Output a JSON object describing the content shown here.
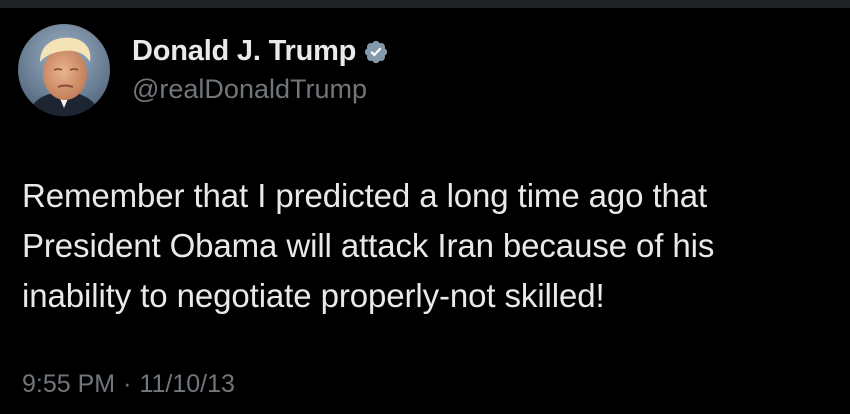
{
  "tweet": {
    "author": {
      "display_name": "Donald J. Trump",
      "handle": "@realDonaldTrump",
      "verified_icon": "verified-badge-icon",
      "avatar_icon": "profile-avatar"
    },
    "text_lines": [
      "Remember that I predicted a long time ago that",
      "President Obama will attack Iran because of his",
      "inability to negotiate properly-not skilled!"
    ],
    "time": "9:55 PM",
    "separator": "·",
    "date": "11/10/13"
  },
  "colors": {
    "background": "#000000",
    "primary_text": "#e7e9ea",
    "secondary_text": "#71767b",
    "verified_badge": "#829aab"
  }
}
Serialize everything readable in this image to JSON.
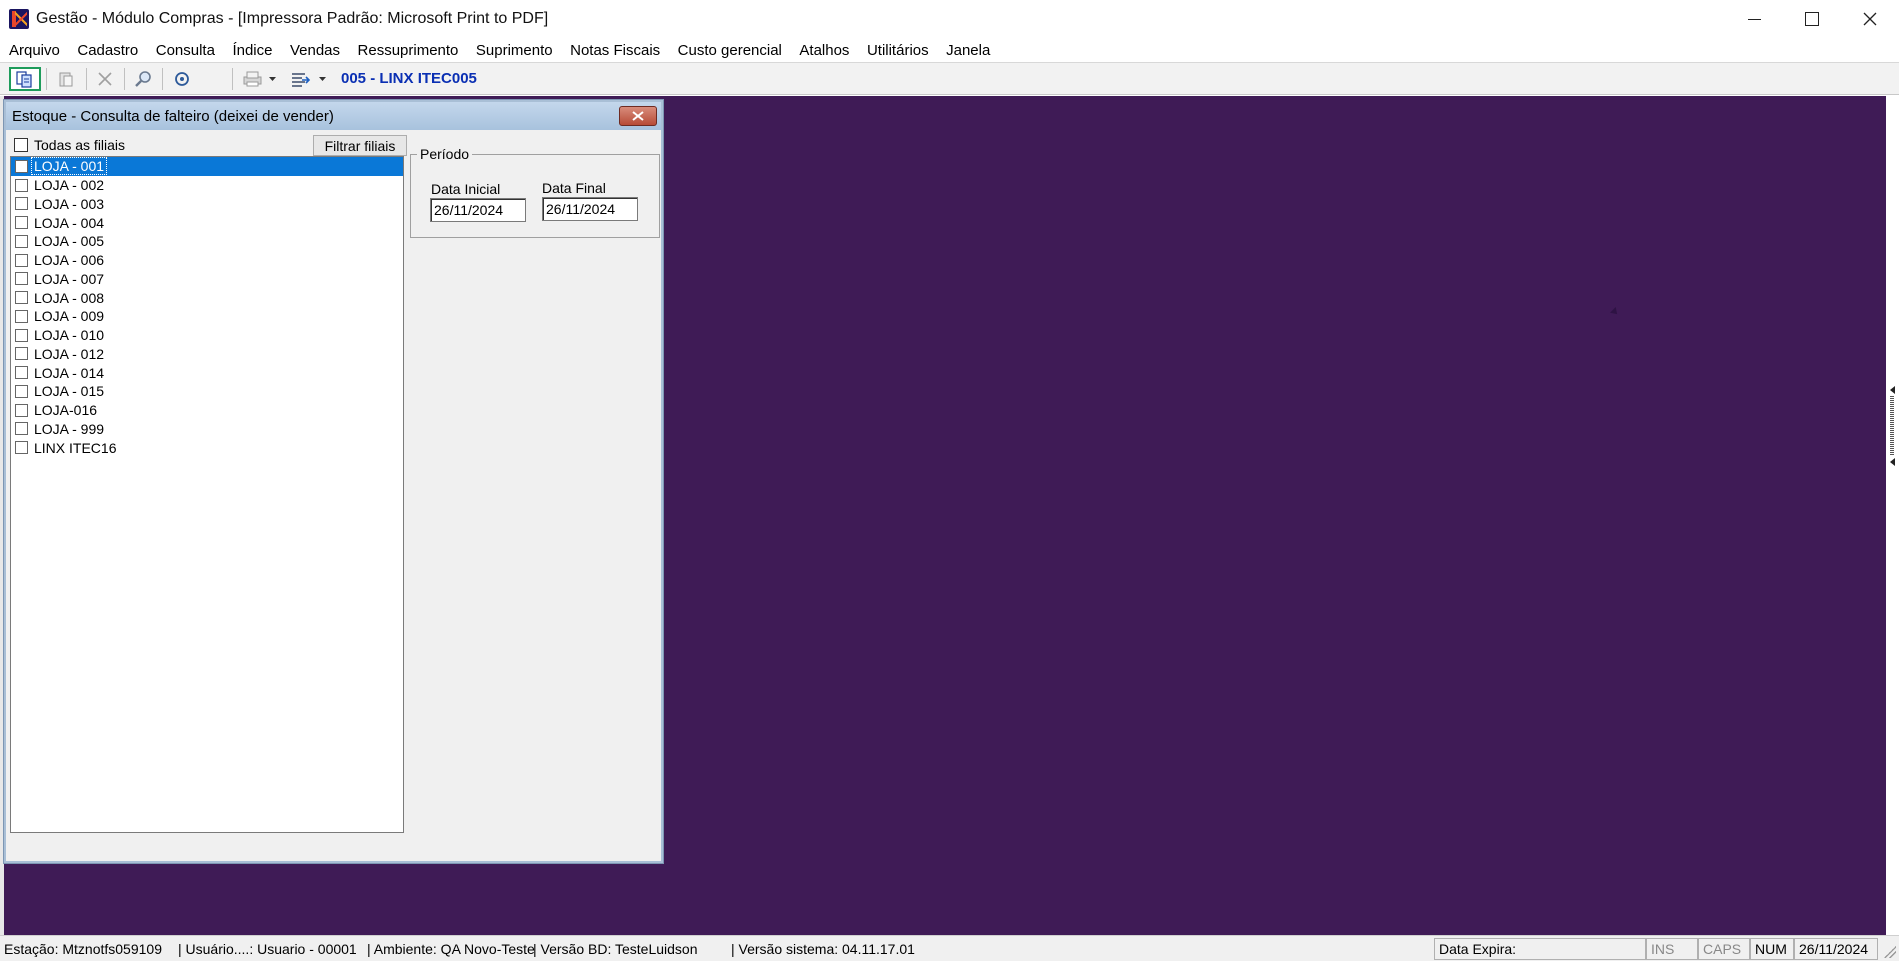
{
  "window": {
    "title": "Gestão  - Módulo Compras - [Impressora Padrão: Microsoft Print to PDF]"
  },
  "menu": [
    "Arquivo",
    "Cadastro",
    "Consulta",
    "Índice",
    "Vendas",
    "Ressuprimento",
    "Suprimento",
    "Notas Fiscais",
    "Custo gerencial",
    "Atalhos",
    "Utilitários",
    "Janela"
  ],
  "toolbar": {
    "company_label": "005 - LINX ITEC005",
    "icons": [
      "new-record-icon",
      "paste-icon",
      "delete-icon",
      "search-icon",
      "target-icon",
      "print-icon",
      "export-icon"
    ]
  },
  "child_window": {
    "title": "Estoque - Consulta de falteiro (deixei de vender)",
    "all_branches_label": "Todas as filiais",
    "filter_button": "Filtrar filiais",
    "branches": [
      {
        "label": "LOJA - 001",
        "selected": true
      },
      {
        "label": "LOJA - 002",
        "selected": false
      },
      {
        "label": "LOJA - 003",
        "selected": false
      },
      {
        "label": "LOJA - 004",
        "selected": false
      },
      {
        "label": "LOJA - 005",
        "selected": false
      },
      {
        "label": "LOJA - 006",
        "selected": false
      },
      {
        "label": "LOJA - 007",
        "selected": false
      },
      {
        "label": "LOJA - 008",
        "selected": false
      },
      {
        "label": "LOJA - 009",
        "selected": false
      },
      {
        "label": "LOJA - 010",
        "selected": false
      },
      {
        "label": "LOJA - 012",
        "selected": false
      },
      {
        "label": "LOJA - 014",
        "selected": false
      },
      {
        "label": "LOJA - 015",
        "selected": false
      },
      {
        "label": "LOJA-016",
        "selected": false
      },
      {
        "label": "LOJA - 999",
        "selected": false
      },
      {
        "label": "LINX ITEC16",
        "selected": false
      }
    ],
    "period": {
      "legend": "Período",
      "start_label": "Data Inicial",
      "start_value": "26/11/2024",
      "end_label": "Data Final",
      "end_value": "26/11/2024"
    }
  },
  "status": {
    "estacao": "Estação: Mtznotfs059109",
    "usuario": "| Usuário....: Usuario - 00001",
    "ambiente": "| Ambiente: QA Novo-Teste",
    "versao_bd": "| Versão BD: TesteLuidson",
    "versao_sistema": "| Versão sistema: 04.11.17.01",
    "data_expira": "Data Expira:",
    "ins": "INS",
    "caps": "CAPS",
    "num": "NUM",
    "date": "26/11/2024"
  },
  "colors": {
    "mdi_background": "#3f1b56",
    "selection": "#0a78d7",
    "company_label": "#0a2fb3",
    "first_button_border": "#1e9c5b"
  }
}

::::

**THE EXERCISE:**
Transcribe the full listing above exactly as it stands, minus the pictures.

**OUTPUT:**
Output a JSON object describing the content shown here.
{
  "tweet": {
    "author": {
      "display_name": "Donald J. Trump",
      "handle": "@realDonaldTrump",
      "verified_icon": "verified-badge-icon",
      "avatar_icon": "profile-avatar"
    },
    "text_lines": [
      "Remember that I predicted a long time ago that",
      "President Obama will attack Iran because of his",
      "inability to negotiate properly-not skilled!"
    ],
    "time": "9:55 PM",
    "separator": "·",
    "date": "11/10/13"
  },
  "colors": {
    "background": "#000000",
    "primary_text": "#e7e9ea",
    "secondary_text": "#71767b",
    "verified_badge": "#829aab"
  }
}
Serialize everything readable in this image to JSON.
{
  "window": {
    "title": "Gestão  - Módulo Compras - [Impressora Padrão: Microsoft Print to PDF]"
  },
  "menu": [
    "Arquivo",
    "Cadastro",
    "Consulta",
    "Índice",
    "Vendas",
    "Ressuprimento",
    "Suprimento",
    "Notas Fiscais",
    "Custo gerencial",
    "Atalhos",
    "Utilitários",
    "Janela"
  ],
  "toolbar": {
    "company_label": "005 - LINX ITEC005",
    "icons": [
      "new-record-icon",
      "paste-icon",
      "delete-icon",
      "search-icon",
      "target-icon",
      "print-icon",
      "export-icon"
    ]
  },
  "child_window": {
    "title": "Estoque - Consulta de falteiro (deixei de vender)",
    "all_branches_label": "Todas as filiais",
    "filter_button": "Filtrar filiais",
    "branches": [
      {
        "label": "LOJA - 001",
        "selected": true
      },
      {
        "label": "LOJA - 002",
        "selected": false
      },
      {
        "label": "LOJA - 003",
        "selected": false
      },
      {
        "label": "LOJA - 004",
        "selected": false
      },
      {
        "label": "LOJA - 005",
        "selected": false
      },
      {
        "label": "LOJA - 006",
        "selected": false
      },
      {
        "label": "LOJA - 007",
        "selected": false
      },
      {
        "label": "LOJA - 008",
        "selected": false
      },
      {
        "label": "LOJA - 009",
        "selected": false
      },
      {
        "label": "LOJA - 010",
        "selected": false
      },
      {
        "label": "LOJA - 012",
        "selected": false
      },
      {
        "label": "LOJA - 014",
        "selected": false
      },
      {
        "label": "LOJA - 015",
        "selected": false
      },
      {
        "label": "LOJA-016",
        "selected": false
      },
      {
        "label": "LOJA - 999",
        "selected": false
      },
      {
        "label": "LINX ITEC16",
        "selected": false
      }
    ],
    "period": {
      "legend": "Período",
      "start_label": "Data Inicial",
      "start_value": "26/11/2024",
      "end_label": "Data Final",
      "end_value": "26/11/2024"
    }
  },
  "status": {
    "estacao": "Estação: Mtznotfs059109",
    "usuario": "| Usuário....: Usuario - 00001",
    "ambiente": "| Ambiente: QA Novo-Teste",
    "versao_bd": "| Versão BD: TesteLuidson",
    "versao_sistema": "| Versão sistema: 04.11.17.01",
    "data_expira": "Data Expira:",
    "ins": "INS",
    "caps": "CAPS",
    "num": "NUM",
    "date": "26/11/2024"
  },
  "colors": {
    "mdi_background": "#3f1b56",
    "selection": "#0a78d7",
    "company_label": "#0a2fb3",
    "first_button_border": "#1e9c5b"
  }
}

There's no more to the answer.